[Collected data]
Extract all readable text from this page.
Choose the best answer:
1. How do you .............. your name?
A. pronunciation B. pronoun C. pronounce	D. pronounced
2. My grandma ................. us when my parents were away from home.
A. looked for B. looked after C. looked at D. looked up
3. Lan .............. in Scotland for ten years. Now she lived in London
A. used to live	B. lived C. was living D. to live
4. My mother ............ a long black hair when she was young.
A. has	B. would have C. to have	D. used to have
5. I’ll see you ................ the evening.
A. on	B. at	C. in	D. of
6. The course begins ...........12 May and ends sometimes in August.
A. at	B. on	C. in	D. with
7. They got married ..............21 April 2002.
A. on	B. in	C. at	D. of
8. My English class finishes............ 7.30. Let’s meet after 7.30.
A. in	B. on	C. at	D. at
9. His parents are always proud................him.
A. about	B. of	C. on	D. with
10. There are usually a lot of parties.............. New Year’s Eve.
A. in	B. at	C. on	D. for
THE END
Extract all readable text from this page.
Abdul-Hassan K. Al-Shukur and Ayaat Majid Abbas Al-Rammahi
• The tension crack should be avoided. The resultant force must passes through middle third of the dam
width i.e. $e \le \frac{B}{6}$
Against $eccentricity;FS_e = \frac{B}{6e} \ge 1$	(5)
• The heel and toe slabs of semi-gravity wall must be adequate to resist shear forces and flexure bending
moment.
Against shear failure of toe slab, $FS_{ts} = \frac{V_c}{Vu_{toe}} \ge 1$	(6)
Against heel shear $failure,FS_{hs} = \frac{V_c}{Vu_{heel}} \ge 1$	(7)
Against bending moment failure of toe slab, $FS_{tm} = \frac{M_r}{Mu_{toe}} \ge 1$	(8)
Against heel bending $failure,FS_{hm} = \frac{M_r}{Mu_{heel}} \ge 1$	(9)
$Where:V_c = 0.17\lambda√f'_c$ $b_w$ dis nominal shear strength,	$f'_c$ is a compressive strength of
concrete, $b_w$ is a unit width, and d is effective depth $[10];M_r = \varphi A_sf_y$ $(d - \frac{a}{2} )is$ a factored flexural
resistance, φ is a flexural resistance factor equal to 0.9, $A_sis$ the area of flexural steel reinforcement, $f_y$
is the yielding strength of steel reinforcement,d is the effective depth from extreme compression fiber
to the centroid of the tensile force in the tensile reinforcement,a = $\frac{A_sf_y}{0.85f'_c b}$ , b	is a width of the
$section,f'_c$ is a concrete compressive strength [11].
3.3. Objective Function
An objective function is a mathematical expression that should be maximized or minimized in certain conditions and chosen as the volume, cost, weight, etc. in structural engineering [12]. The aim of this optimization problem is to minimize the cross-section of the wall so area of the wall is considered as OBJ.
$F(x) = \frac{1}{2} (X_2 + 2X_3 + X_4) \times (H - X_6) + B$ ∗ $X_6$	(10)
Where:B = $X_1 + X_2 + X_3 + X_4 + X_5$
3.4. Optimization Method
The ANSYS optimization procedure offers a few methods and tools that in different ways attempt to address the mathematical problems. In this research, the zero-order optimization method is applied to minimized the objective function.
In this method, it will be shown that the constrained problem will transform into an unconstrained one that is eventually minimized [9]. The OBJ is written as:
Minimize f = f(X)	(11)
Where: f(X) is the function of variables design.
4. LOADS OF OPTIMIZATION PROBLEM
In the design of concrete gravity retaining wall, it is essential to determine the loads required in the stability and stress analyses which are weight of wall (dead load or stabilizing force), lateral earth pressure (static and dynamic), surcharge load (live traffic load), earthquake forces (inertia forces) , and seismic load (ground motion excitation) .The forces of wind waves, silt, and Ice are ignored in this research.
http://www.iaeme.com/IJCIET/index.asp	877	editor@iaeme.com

→ Exercise
Write each line above out exactly.

→ Written solution
Extract all readable text from this page.
Choose the best answer:
1. How do you .............. your name?
A. pronunciation B. pronoun C. pronounce	D. pronounced
2. My grandma ................. us when my parents were away from home.
A. looked for B. looked after C. looked at D. looked up
3. Lan .............. in Scotland for ten years. Now she lived in London
A. used to live	B. lived C. was living D. to live
4. My mother ............ a long black hair when she was young.
A. has	B. would have C. to have	D. used to have
5. I’ll see you ................ the evening.
A. on	B. at	C. in	D. of
6. The course begins ...........12 May and ends sometimes in August.
A. at	B. on	C. in	D. with
7. They got married ..............21 April 2002.
A. on	B. in	C. at	D. of
8. My English class finishes............ 7.30. Let’s meet after 7.30.
A. in	B. on	C. at	D. at
9. His parents are always proud................him.
A. about	B. of	C. on	D. with
10. There are usually a lot of parties.............. New Year’s Eve.
A. in	B. at	C. on	D. for
THE END
Extract all readable text from this page.
Abdul-Hassan K. Al-Shukur and Ayaat Majid Abbas Al-Rammahi
• The tension crack should be avoided. The resultant force must passes through middle third of the dam
width i.e. $e \le \frac{B}{6}$
Against $eccentricity;FS_e = \frac{B}{6e} \ge 1$	(5)
• The heel and toe slabs of semi-gravity wall must be adequate to resist shear forces and flexure bending
moment.
Against shear failure of toe slab, $FS_{ts} = \frac{V_c}{Vu_{toe}} \ge 1$	(6)
Against heel shear $failure,FS_{hs} = \frac{V_c}{Vu_{heel}} \ge 1$	(7)
Against bending moment failure of toe slab, $FS_{tm} = \frac{M_r}{Mu_{toe}} \ge 1$	(8)
Against heel bending $failure,FS_{hm} = \frac{M_r}{Mu_{heel}} \ge 1$	(9)
$Where:V_c = 0.17\lambda√f'_c$ $b_w$ dis nominal shear strength,	$f'_c$ is a compressive strength of
concrete, $b_w$ is a unit width, and d is effective depth $[10];M_r = \varphi A_sf_y$ $(d - \frac{a}{2} )is$ a factored flexural
resistance, φ is a flexural resistance factor equal to 0.9, $A_sis$ the area of flexural steel reinforcement, $f_y$
is the yielding strength of steel reinforcement,d is the effective depth from extreme compression fiber
to the centroid of the tensile force in the tensile reinforcement,a = $\frac{A_sf_y}{0.85f'_c b}$ , b	is a width of the
$section,f'_c$ is a concrete compressive strength [11].
3.3. Objective Function
An objective function is a mathematical expression that should be maximized or minimized in certain conditions and chosen as the volume, cost, weight, etc. in structural engineering [12]. The aim of this optimization problem is to minimize the cross-section of the wall so area of the wall is considered as OBJ.
$F(x) = \frac{1}{2} (X_2 + 2X_3 + X_4) \times (H - X_6) + B$ ∗ $X_6$	(10)
Where:B = $X_1 + X_2 + X_3 + X_4 + X_5$
3.4. Optimization Method
The ANSYS optimization procedure offers a few methods and tools that in different ways attempt to address the mathematical problems. In this research, the zero-order optimization method is applied to minimized the objective function.
In this method, it will be shown that the constrained problem will transform into an unconstrained one that is eventually minimized [9]. The OBJ is written as:
Minimize f = f(X)	(11)
Where: f(X) is the function of variables design.
4. LOADS OF OPTIMIZATION PROBLEM
In the design of concrete gravity retaining wall, it is essential to determine the loads required in the stability and stress analyses which are weight of wall (dead load or stabilizing force), lateral earth pressure (static and dynamic), surcharge load (live traffic load), earthquake forces (inertia forces) , and seismic load (ground motion excitation) .The forces of wind waves, silt, and Ice are ignored in this research.
http://www.iaeme.com/IJCIET/index.asp	877	editor@iaeme.com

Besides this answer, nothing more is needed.